__Given instruction__
Quote every line below exactly and skip any picture.

__Records to process__
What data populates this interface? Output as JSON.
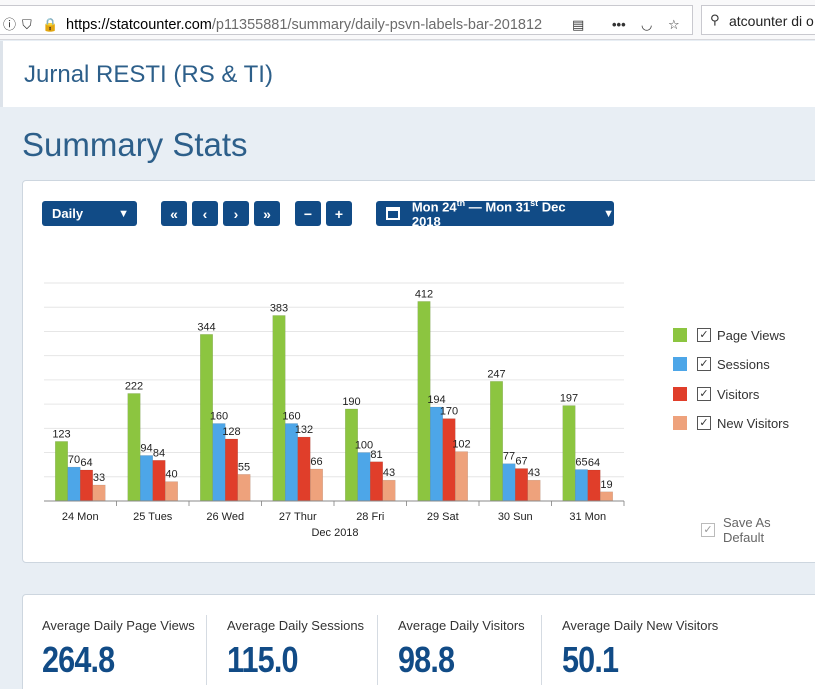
{
  "browser": {
    "url_host": "https://statcounter.com",
    "url_path": "/p11355881/summary/daily-psvn-labels-bar-201812",
    "search_text": "atcounter di o"
  },
  "site": {
    "title": "Jurnal RESTI (RS & TI)"
  },
  "page": {
    "title": "Summary Stats"
  },
  "controls": {
    "period": "Daily",
    "date_range": {
      "start_day": "Mon 24",
      "start_sup": "th",
      "sep": " — Mon 31",
      "end_sup": "st",
      "end_rest": " Dec 2018"
    }
  },
  "legend": [
    {
      "label": "Page Views",
      "color": "#8cc540"
    },
    {
      "label": "Sessions",
      "color": "#4da6e8"
    },
    {
      "label": "Visitors",
      "color": "#e03e2a"
    },
    {
      "label": "New Visitors",
      "color": "#eea27c"
    }
  ],
  "save_default": "Save As Default",
  "chart_data": {
    "type": "bar",
    "categories": [
      "24 Mon",
      "25 Tues",
      "26 Wed",
      "27 Thur",
      "28 Fri",
      "29 Sat",
      "30 Sun",
      "31 Mon"
    ],
    "xlabel": "Dec 2018",
    "ylim": [
      0,
      450
    ],
    "grid": true,
    "legend_position": "right",
    "series": [
      {
        "name": "Page Views",
        "color": "#8cc540",
        "values": [
          123,
          222,
          344,
          383,
          190,
          412,
          247,
          197
        ]
      },
      {
        "name": "Sessions",
        "color": "#4da6e8",
        "values": [
          70,
          94,
          160,
          160,
          100,
          194,
          77,
          65
        ]
      },
      {
        "name": "Visitors",
        "color": "#e03e2a",
        "values": [
          64,
          84,
          128,
          132,
          81,
          170,
          67,
          64
        ]
      },
      {
        "name": "New Visitors",
        "color": "#eea27c",
        "values": [
          33,
          40,
          55,
          66,
          43,
          102,
          43,
          19
        ]
      }
    ]
  },
  "stats": [
    {
      "label": "Average Daily Page Views",
      "value": "264.8"
    },
    {
      "label": "Average Daily Sessions",
      "value": "115.0"
    },
    {
      "label": "Average Daily Visitors",
      "value": "98.8"
    },
    {
      "label": "Average Daily New Visitors",
      "value": "50.1"
    }
  ]
}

__Task output__
What data populates this interface? Output as JSON.
{
  "browser": {
    "url_host": "https://statcounter.com",
    "url_path": "/p11355881/summary/daily-psvn-labels-bar-201812",
    "search_text": "atcounter di o"
  },
  "site": {
    "title": "Jurnal RESTI (RS & TI)"
  },
  "page": {
    "title": "Summary Stats"
  },
  "controls": {
    "period": "Daily",
    "date_range": {
      "start_day": "Mon 24",
      "start_sup": "th",
      "sep": " — Mon 31",
      "end_sup": "st",
      "end_rest": " Dec 2018"
    }
  },
  "legend": [
    {
      "label": "Page Views",
      "color": "#8cc540"
    },
    {
      "label": "Sessions",
      "color": "#4da6e8"
    },
    {
      "label": "Visitors",
      "color": "#e03e2a"
    },
    {
      "label": "New Visitors",
      "color": "#eea27c"
    }
  ],
  "save_default": "Save As Default",
  "chart_data": {
    "type": "bar",
    "categories": [
      "24 Mon",
      "25 Tues",
      "26 Wed",
      "27 Thur",
      "28 Fri",
      "29 Sat",
      "30 Sun",
      "31 Mon"
    ],
    "xlabel": "Dec 2018",
    "ylim": [
      0,
      450
    ],
    "grid": true,
    "legend_position": "right",
    "series": [
      {
        "name": "Page Views",
        "color": "#8cc540",
        "values": [
          123,
          222,
          344,
          383,
          190,
          412,
          247,
          197
        ]
      },
      {
        "name": "Sessions",
        "color": "#4da6e8",
        "values": [
          70,
          94,
          160,
          160,
          100,
          194,
          77,
          65
        ]
      },
      {
        "name": "Visitors",
        "color": "#e03e2a",
        "values": [
          64,
          84,
          128,
          132,
          81,
          170,
          67,
          64
        ]
      },
      {
        "name": "New Visitors",
        "color": "#eea27c",
        "values": [
          33,
          40,
          55,
          66,
          43,
          102,
          43,
          19
        ]
      }
    ]
  },
  "stats": [
    {
      "label": "Average Daily Page Views",
      "value": "264.8"
    },
    {
      "label": "Average Daily Sessions",
      "value": "115.0"
    },
    {
      "label": "Average Daily Visitors",
      "value": "98.8"
    },
    {
      "label": "Average Daily New Visitors",
      "value": "50.1"
    }
  ]
}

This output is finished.